### BRIEF
Write the records out again, precisely as they stand.

### MATERIAL FOR THIS TASK
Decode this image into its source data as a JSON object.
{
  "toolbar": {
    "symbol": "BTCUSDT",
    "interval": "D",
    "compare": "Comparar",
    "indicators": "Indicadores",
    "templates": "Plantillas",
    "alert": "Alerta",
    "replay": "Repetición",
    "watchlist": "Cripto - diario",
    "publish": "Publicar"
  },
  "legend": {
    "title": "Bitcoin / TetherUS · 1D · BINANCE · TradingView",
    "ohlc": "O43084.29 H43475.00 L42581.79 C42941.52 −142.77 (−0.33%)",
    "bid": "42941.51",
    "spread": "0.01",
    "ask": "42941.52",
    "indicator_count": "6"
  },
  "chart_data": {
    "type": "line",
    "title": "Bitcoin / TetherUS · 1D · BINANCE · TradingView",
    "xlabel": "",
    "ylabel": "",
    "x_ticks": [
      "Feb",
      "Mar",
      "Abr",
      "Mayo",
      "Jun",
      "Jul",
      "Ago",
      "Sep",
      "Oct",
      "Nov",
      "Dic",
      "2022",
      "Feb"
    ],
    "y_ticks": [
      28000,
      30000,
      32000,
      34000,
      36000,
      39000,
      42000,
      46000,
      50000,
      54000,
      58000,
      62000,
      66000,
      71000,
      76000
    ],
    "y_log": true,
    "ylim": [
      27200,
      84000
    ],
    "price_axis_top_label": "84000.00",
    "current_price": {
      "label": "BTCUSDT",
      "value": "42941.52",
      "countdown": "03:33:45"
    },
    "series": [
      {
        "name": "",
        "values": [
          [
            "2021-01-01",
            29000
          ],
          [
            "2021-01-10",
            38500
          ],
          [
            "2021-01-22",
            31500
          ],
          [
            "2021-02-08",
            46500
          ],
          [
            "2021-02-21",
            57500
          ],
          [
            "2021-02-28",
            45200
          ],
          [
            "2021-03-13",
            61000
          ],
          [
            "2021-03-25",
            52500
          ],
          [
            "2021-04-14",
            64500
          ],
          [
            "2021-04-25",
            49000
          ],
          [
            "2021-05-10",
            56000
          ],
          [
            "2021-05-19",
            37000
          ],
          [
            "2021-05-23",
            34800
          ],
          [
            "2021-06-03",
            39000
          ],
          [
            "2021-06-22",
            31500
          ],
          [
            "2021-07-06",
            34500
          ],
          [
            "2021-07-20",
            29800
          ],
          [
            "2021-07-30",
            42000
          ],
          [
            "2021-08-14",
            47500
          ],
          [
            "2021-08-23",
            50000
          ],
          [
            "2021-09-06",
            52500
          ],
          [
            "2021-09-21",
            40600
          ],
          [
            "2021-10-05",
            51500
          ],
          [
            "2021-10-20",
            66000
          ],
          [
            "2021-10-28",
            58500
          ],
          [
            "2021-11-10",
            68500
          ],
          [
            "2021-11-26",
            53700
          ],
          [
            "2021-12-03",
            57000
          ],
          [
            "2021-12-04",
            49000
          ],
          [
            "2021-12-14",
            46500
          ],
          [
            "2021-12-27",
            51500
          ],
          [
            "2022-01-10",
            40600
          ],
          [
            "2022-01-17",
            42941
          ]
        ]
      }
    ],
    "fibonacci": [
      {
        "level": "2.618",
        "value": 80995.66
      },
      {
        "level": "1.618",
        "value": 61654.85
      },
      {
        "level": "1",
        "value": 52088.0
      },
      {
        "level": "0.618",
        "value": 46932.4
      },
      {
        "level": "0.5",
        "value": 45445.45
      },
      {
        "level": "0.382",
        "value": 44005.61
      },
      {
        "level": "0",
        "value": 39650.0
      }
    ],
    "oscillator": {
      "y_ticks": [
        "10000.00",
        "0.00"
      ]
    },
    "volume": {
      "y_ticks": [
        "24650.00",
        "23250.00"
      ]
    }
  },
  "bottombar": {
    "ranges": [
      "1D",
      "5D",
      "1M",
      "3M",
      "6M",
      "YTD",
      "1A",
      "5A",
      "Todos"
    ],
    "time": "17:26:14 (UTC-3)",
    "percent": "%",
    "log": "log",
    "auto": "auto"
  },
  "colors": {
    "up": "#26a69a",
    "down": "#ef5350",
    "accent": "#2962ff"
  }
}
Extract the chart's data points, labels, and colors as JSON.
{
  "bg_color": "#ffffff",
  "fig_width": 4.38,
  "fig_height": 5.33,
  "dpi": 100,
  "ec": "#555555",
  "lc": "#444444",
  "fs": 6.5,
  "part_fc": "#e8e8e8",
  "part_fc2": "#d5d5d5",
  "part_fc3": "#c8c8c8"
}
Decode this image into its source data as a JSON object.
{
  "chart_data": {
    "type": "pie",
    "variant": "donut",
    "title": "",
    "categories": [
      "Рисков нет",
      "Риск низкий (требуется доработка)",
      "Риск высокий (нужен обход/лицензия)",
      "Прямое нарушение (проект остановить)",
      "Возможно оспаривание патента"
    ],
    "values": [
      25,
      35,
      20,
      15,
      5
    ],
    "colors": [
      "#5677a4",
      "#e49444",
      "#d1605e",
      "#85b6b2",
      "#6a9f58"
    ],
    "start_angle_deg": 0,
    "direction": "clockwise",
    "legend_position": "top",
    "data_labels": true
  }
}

### RESULT BELOW
Decode this image into its source data as a JSON object.
{
  "toolbar": {
    "symbol": "BTCUSDT",
    "interval": "D",
    "compare": "Comparar",
    "indicators": "Indicadores",
    "templates": "Plantillas",
    "alert": "Alerta",
    "replay": "Repetición",
    "watchlist": "Cripto - diario",
    "publish": "Publicar"
  },
  "legend": {
    "title": "Bitcoin / TetherUS · 1D · BINANCE · TradingView",
    "ohlc": "O43084.29 H43475.00 L42581.79 C42941.52 −142.77 (−0.33%)",
    "bid": "42941.51",
    "spread": "0.01",
    "ask": "42941.52",
    "indicator_count": "6"
  },
  "chart_data": {
    "type": "line",
    "title": "Bitcoin / TetherUS · 1D · BINANCE · TradingView",
    "xlabel": "",
    "ylabel": "",
    "x_ticks": [
      "Feb",
      "Mar",
      "Abr",
      "Mayo",
      "Jun",
      "Jul",
      "Ago",
      "Sep",
      "Oct",
      "Nov",
      "Dic",
      "2022",
      "Feb"
    ],
    "y_ticks": [
      28000,
      30000,
      32000,
      34000,
      36000,
      39000,
      42000,
      46000,
      50000,
      54000,
      58000,
      62000,
      66000,
      71000,
      76000
    ],
    "y_log": true,
    "ylim": [
      27200,
      84000
    ],
    "price_axis_top_label": "84000.00",
    "current_price": {
      "label": "BTCUSDT",
      "value": "42941.52",
      "countdown": "03:33:45"
    },
    "series": [
      {
        "name": "",
        "values": [
          [
            "2021-01-01",
            29000
          ],
          [
            "2021-01-10",
            38500
          ],
          [
            "2021-01-22",
            31500
          ],
          [
            "2021-02-08",
            46500
          ],
          [
            "2021-02-21",
            57500
          ],
          [
            "2021-02-28",
            45200
          ],
          [
            "2021-03-13",
            61000
          ],
          [
            "2021-03-25",
            52500
          ],
          [
            "2021-04-14",
            64500
          ],
          [
            "2021-04-25",
            49000
          ],
          [
            "2021-05-10",
            56000
          ],
          [
            "2021-05-19",
            37000
          ],
          [
            "2021-05-23",
            34800
          ],
          [
            "2021-06-03",
            39000
          ],
          [
            "2021-06-22",
            31500
          ],
          [
            "2021-07-06",
            34500
          ],
          [
            "2021-07-20",
            29800
          ],
          [
            "2021-07-30",
            42000
          ],
          [
            "2021-08-14",
            47500
          ],
          [
            "2021-08-23",
            50000
          ],
          [
            "2021-09-06",
            52500
          ],
          [
            "2021-09-21",
            40600
          ],
          [
            "2021-10-05",
            51500
          ],
          [
            "2021-10-20",
            66000
          ],
          [
            "2021-10-28",
            58500
          ],
          [
            "2021-11-10",
            68500
          ],
          [
            "2021-11-26",
            53700
          ],
          [
            "2021-12-03",
            57000
          ],
          [
            "2021-12-04",
            49000
          ],
          [
            "2021-12-14",
            46500
          ],
          [
            "2021-12-27",
            51500
          ],
          [
            "2022-01-10",
            40600
          ],
          [
            "2022-01-17",
            42941
          ]
        ]
      }
    ],
    "fibonacci": [
      {
        "level": "2.618",
        "value": 80995.66
      },
      {
        "level": "1.618",
        "value": 61654.85
      },
      {
        "level": "1",
        "value": 52088.0
      },
      {
        "level": "0.618",
        "value": 46932.4
      },
      {
        "level": "0.5",
        "value": 45445.45
      },
      {
        "level": "0.382",
        "value": 44005.61
      },
      {
        "level": "0",
        "value": 39650.0
      }
    ],
    "oscillator": {
      "y_ticks": [
        "10000.00",
        "0.00"
      ]
    },
    "volume": {
      "y_ticks": [
        "24650.00",
        "23250.00"
      ]
    }
  },
  "bottombar": {
    "ranges": [
      "1D",
      "5D",
      "1M",
      "3M",
      "6M",
      "YTD",
      "1A",
      "5A",
      "Todos"
    ],
    "time": "17:26:14 (UTC-3)",
    "percent": "%",
    "log": "log",
    "auto": "auto"
  },
  "colors": {
    "up": "#26a69a",
    "down": "#ef5350",
    "accent": "#2962ff"
  }
}
Extract the chart's data points, labels, and colors as JSON.
{
  "bg_color": "#ffffff",
  "fig_width": 4.38,
  "fig_height": 5.33,
  "dpi": 100,
  "ec": "#555555",
  "lc": "#444444",
  "fs": 6.5,
  "part_fc": "#e8e8e8",
  "part_fc2": "#d5d5d5",
  "part_fc3": "#c8c8c8"
}
Decode this image into its source data as a JSON object.
{
  "chart_data": {
    "type": "pie",
    "variant": "donut",
    "title": "",
    "categories": [
      "Рисков нет",
      "Риск низкий (требуется доработка)",
      "Риск высокий (нужен обход/лицензия)",
      "Прямое нарушение (проект остановить)",
      "Возможно оспаривание патента"
    ],
    "values": [
      25,
      35,
      20,
      15,
      5
    ],
    "colors": [
      "#5677a4",
      "#e49444",
      "#d1605e",
      "#85b6b2",
      "#6a9f58"
    ],
    "start_angle_deg": 0,
    "direction": "clockwise",
    "legend_position": "top",
    "data_labels": true
  }
}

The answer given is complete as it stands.